__DIRECTIONS__:
Identify the lines that include the word "this", then copy all of them.

__GIVEN ENTRIES__:
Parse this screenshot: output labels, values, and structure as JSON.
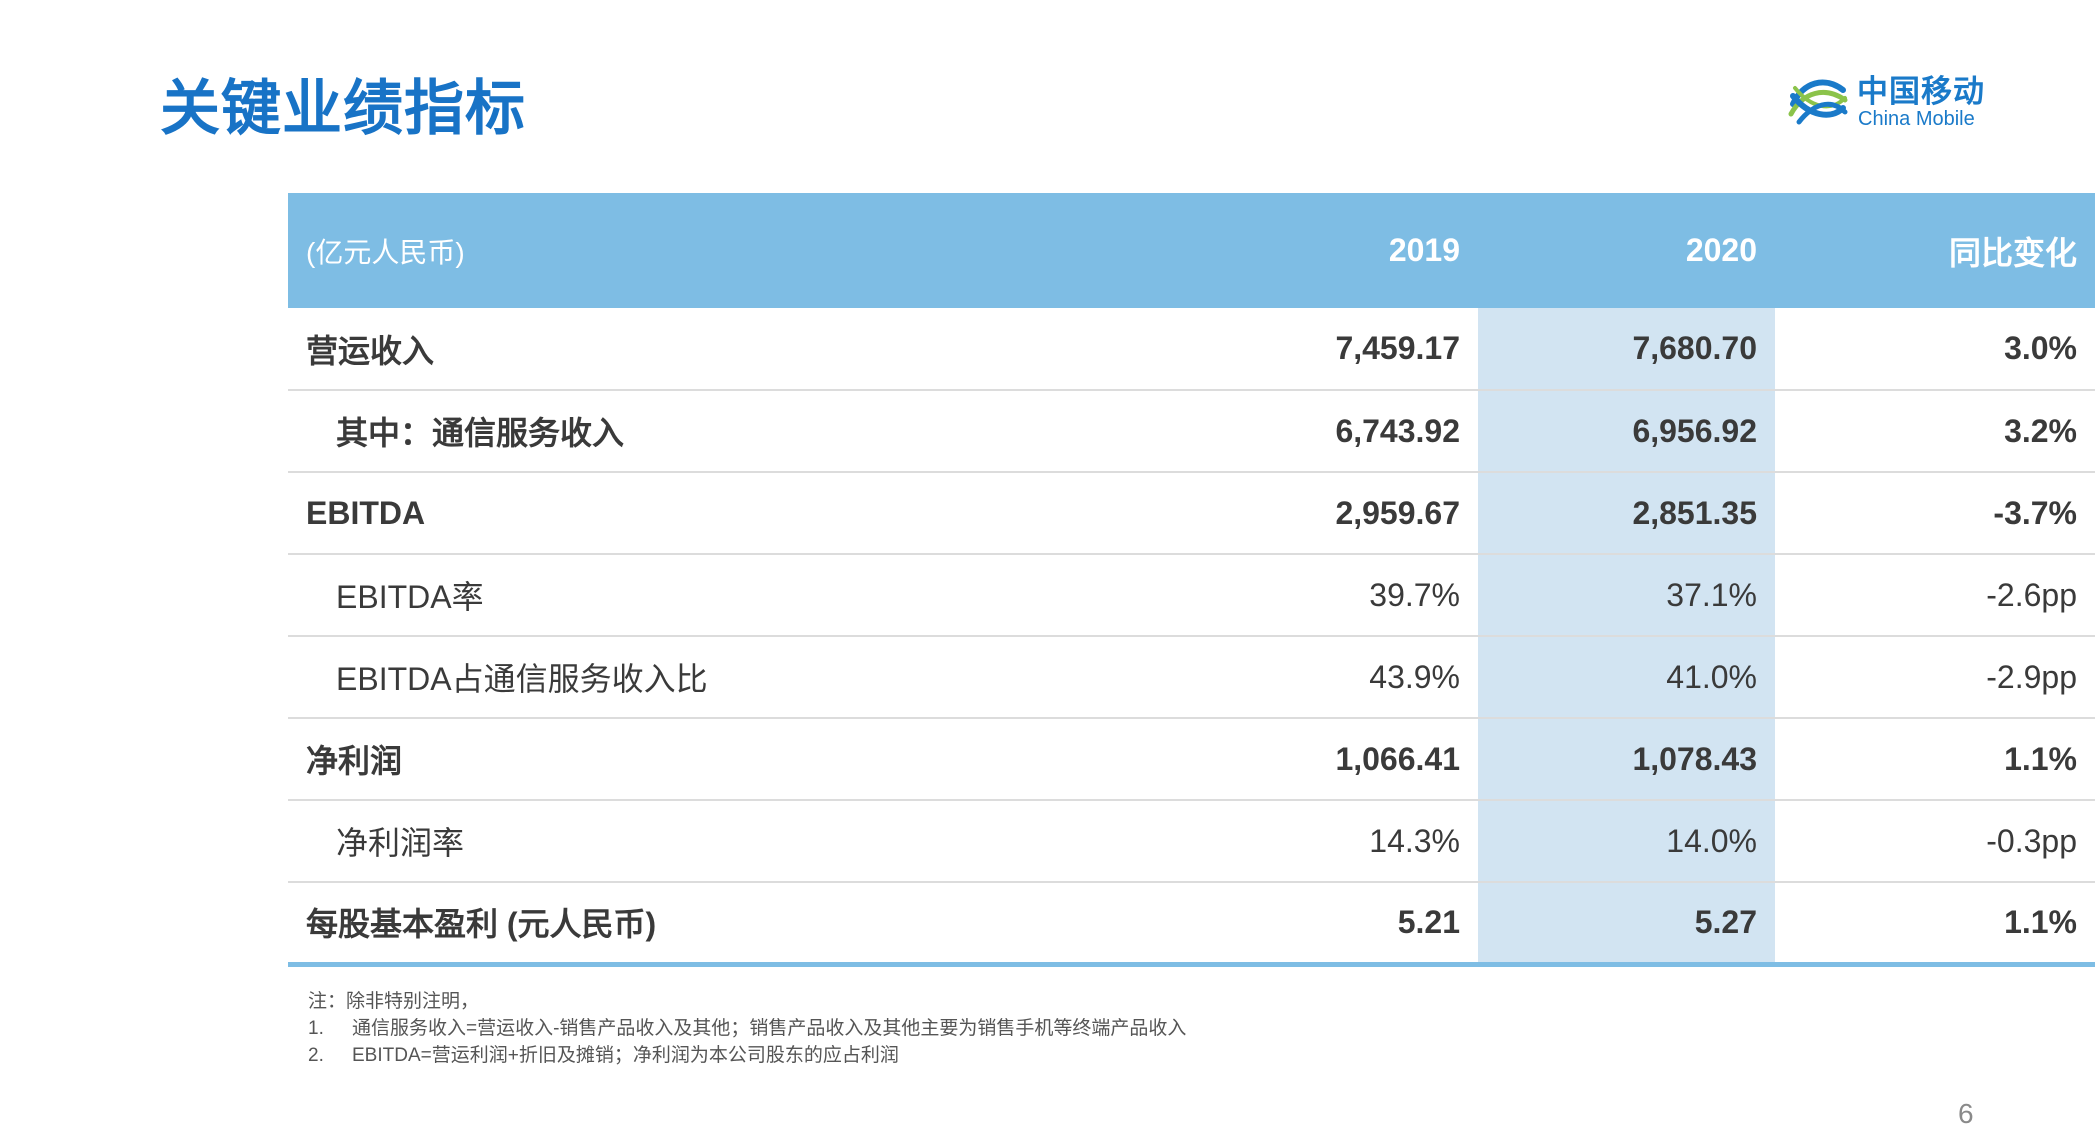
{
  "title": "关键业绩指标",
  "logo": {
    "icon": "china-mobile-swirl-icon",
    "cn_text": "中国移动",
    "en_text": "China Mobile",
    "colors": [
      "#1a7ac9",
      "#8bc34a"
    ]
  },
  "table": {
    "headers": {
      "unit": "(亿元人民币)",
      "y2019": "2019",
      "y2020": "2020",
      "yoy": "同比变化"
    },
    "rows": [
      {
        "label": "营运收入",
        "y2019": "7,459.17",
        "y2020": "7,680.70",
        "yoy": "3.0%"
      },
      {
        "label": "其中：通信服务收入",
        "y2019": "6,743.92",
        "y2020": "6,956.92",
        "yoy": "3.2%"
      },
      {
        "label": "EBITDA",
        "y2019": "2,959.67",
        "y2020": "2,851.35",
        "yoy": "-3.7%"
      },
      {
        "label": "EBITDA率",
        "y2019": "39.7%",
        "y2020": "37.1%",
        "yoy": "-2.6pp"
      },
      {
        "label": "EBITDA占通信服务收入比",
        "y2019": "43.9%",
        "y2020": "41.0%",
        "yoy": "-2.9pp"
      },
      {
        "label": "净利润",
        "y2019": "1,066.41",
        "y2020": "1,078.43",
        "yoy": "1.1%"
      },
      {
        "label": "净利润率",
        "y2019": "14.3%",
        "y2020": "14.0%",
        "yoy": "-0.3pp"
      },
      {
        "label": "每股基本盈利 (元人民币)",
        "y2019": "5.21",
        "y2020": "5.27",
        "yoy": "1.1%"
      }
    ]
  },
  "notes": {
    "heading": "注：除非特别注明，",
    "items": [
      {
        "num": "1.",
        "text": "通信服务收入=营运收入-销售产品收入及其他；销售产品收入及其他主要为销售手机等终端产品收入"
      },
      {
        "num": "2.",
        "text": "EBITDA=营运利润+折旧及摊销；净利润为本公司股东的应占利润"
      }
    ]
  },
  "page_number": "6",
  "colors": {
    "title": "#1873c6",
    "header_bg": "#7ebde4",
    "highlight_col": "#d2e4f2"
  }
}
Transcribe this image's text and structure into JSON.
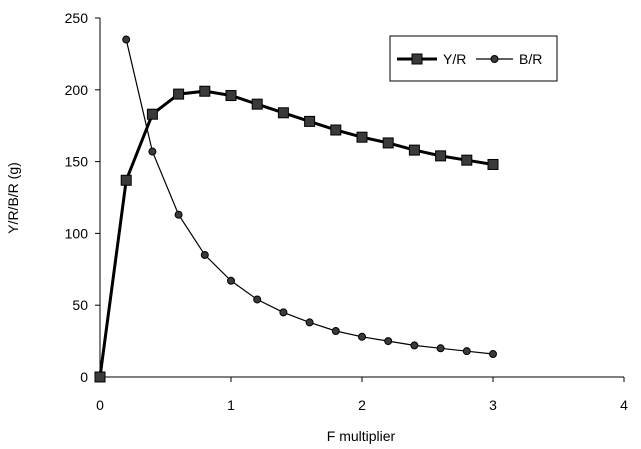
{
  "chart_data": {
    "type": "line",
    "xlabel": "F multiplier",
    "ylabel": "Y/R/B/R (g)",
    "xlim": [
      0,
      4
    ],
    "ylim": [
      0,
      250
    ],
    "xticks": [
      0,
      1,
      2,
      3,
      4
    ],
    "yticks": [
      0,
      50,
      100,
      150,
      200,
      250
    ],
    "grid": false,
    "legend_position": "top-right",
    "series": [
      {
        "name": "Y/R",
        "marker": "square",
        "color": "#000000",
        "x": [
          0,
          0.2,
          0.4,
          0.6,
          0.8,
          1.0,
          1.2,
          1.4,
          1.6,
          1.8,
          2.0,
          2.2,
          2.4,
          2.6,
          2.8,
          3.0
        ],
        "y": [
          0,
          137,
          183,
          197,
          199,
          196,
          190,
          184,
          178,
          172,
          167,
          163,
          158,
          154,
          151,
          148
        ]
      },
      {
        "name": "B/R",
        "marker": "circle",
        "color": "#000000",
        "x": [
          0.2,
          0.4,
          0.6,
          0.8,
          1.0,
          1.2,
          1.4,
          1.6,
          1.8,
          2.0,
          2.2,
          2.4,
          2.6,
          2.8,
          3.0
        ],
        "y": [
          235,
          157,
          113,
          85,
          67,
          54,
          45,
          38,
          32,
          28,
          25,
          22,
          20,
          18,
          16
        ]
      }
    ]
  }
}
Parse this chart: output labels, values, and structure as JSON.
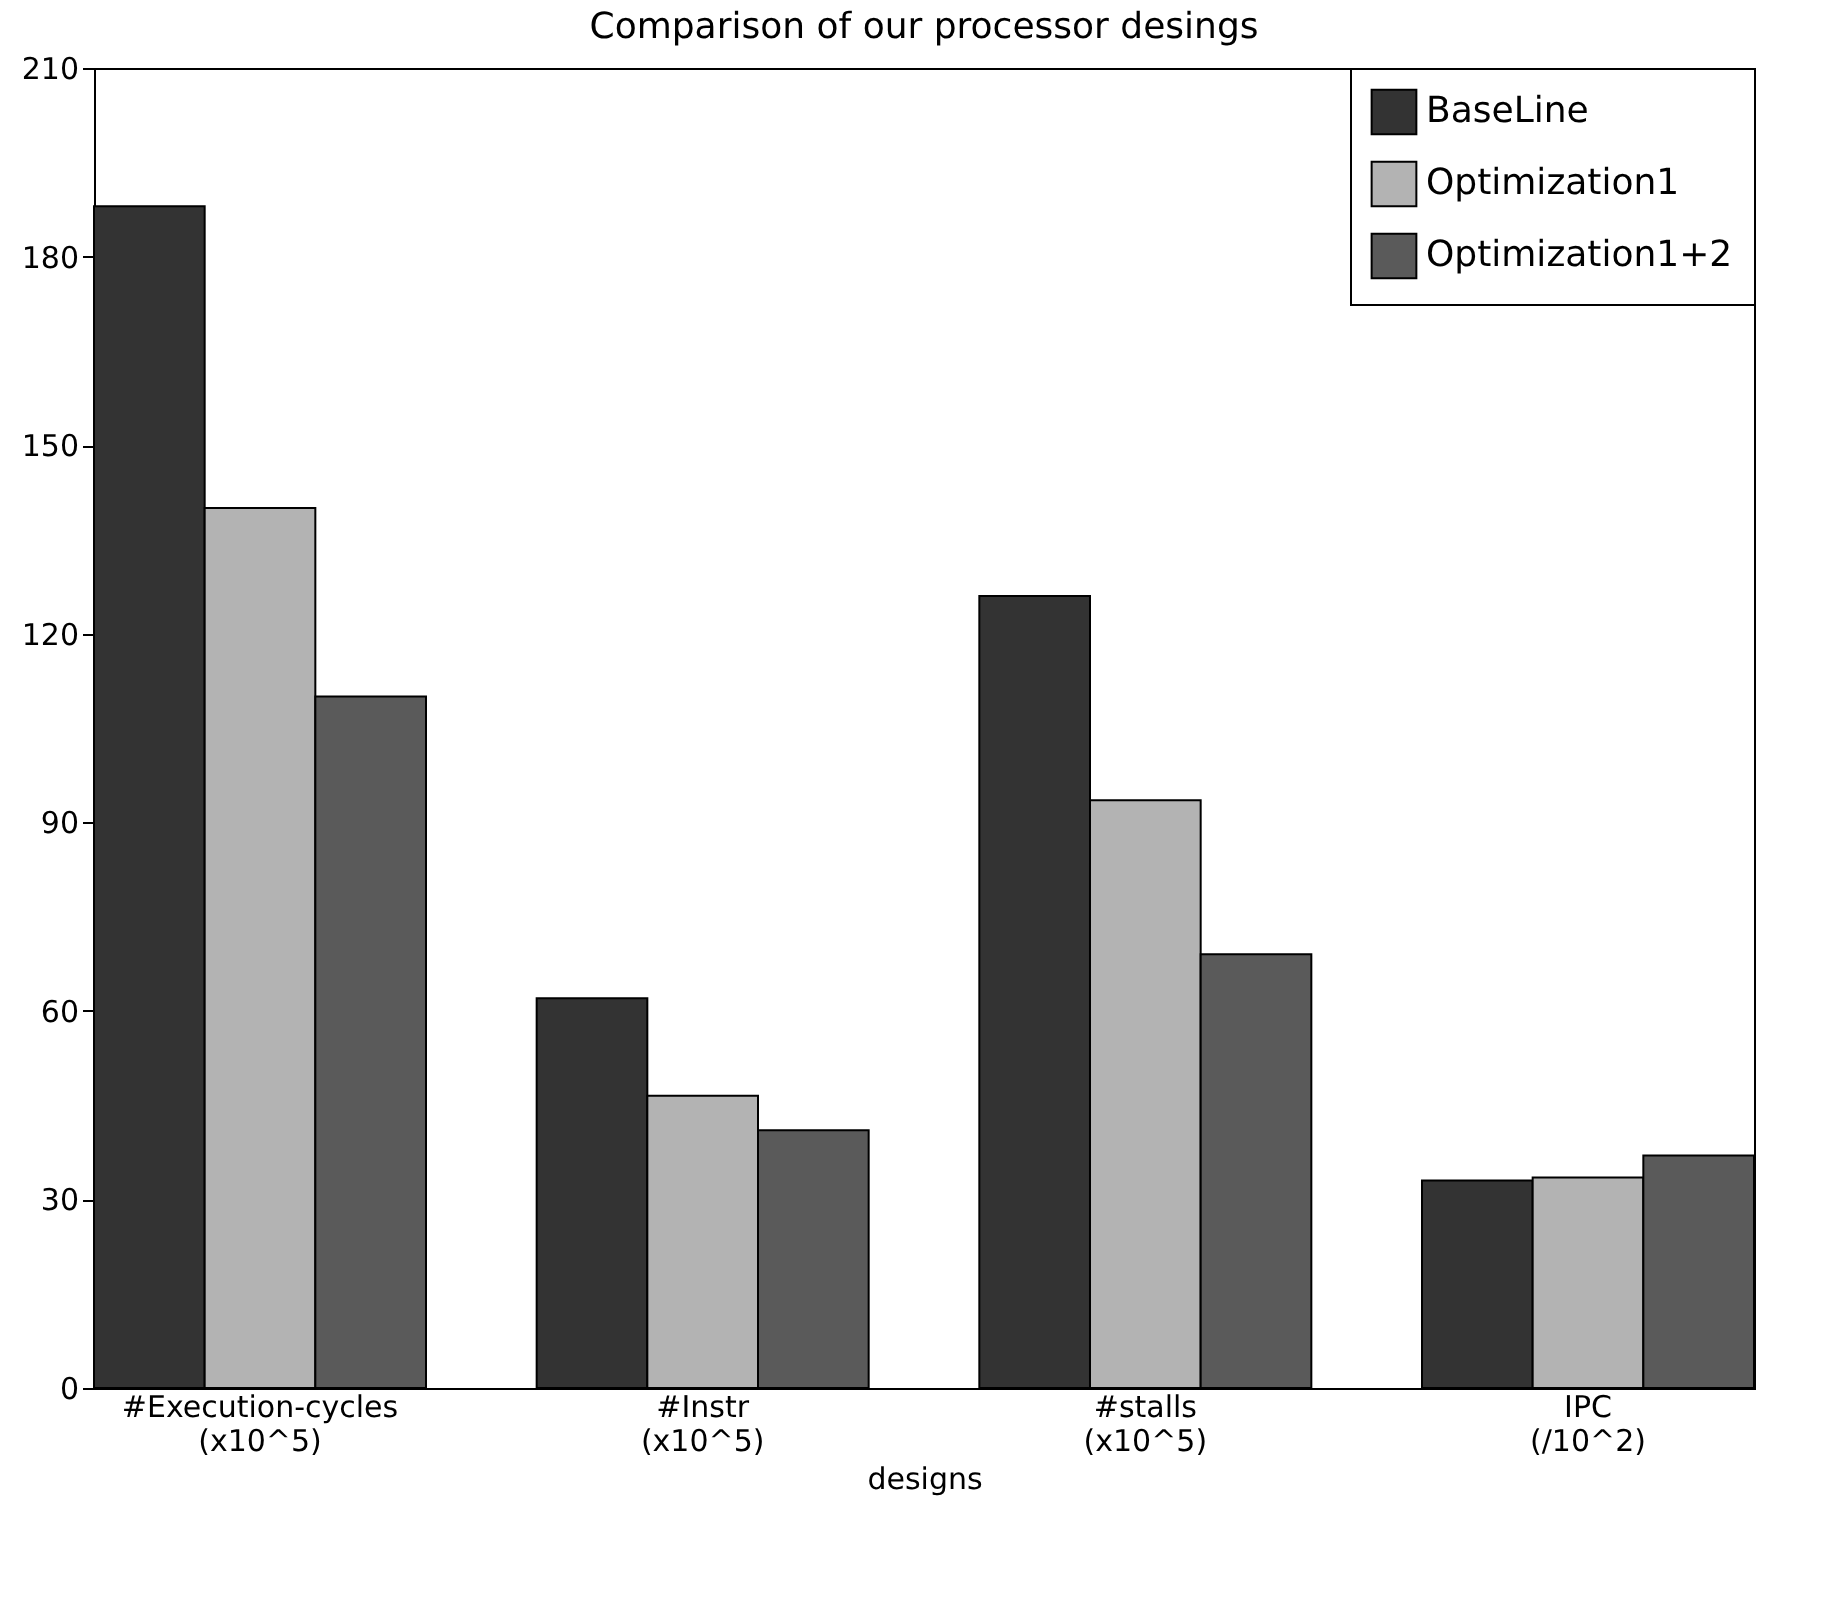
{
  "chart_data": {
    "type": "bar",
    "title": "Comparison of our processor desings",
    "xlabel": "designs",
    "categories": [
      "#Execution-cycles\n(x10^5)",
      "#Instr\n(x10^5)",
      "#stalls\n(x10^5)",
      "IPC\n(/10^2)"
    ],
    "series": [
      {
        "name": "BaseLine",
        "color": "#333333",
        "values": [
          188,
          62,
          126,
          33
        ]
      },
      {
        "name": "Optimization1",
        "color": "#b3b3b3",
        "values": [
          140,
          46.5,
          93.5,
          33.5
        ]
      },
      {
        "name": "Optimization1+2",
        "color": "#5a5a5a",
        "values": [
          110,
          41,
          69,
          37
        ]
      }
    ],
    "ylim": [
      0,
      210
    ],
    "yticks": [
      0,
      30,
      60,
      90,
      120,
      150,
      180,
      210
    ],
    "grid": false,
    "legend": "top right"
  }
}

__OUTPUT OF THE EXERCISE__:
Parse this screenshot: output labels, values, and structure as JSON.
Transcribe this image's text and structure into JSON.
Parse this chart: output labels, values, and structure as JSON.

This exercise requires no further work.